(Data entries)
..........
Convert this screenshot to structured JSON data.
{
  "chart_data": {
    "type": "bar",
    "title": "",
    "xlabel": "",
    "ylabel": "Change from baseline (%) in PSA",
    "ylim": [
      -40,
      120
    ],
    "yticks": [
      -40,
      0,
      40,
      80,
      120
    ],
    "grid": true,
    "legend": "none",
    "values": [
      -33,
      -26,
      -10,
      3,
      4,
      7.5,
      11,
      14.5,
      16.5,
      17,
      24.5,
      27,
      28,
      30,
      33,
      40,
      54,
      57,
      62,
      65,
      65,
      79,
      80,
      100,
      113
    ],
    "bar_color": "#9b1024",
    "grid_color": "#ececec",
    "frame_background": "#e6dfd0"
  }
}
..........
**THE EXERCISE**
Write the data back out verbatim.

**FINISHED ANSWER**
Convert this screenshot to structured JSON data.
{
  "chart_data": {
    "type": "bar",
    "title": "",
    "xlabel": "",
    "ylabel": "Change from baseline (%) in PSA",
    "ylim": [
      -40,
      120
    ],
    "yticks": [
      -40,
      0,
      40,
      80,
      120
    ],
    "grid": true,
    "legend": "none",
    "values": [
      -33,
      -26,
      -10,
      3,
      4,
      7.5,
      11,
      14.5,
      16.5,
      17,
      24.5,
      27,
      28,
      30,
      33,
      40,
      54,
      57,
      62,
      65,
      65,
      79,
      80,
      100,
      113
    ],
    "bar_color": "#9b1024",
    "grid_color": "#ececec",
    "frame_background": "#e6dfd0"
  }
}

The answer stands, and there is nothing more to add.